Goal
Render every line of the rows below as a numbered list, omitting blank lines. Leave the pictures out of your answer.

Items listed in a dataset
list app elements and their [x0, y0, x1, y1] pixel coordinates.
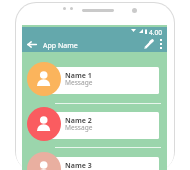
staticText: 4.00 — [149, 28, 163, 37]
staticText: Name 3 — [65, 161, 92, 170]
button[interactable]: Name 1 — [36, 67, 159, 94]
button[interactable]: Name 3 — [36, 157, 159, 170]
button[interactable]: Back — [24, 36, 40, 52]
staticText: App Name — [43, 41, 78, 51]
button[interactable]: Name 2 — [36, 112, 159, 139]
button[interactable]: Edit — [141, 37, 155, 51]
staticText: Message — [65, 123, 93, 132]
staticText: Message — [65, 78, 93, 87]
button[interactable]: More options — [154, 37, 168, 51]
staticText: Name 2 — [65, 116, 92, 126]
staticText: Name 1 — [65, 71, 92, 81]
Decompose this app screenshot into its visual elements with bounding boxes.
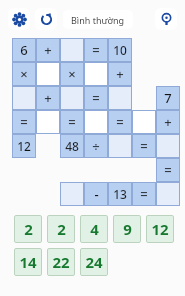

Result below
1. list app elements and their [x0, y0, x1, y1] pixel coordinates.
2. staticText: 4.00 — [149, 28, 163, 37]
3. staticText: Name 3 — [65, 161, 92, 170]
4. button[interactable]: Name 1 — [36, 67, 159, 94]
5. button[interactable]: Name 3 — [36, 157, 159, 170]
6. button[interactable]: Back — [24, 36, 40, 52]
7. staticText: App Name — [43, 41, 78, 51]
8. button[interactable]: Name 2 — [36, 112, 159, 139]
9. button[interactable]: Edit — [141, 37, 155, 51]
10. staticText: Message — [65, 123, 93, 132]
11. staticText: Message — [65, 78, 93, 87]
12. button[interactable]: More options — [154, 37, 168, 51]
13. staticText: Name 2 — [65, 116, 92, 126]
14. staticText: Name 1 — [65, 71, 92, 81]
15. Decompose this app screenshot into its visual elements with bounding boxes.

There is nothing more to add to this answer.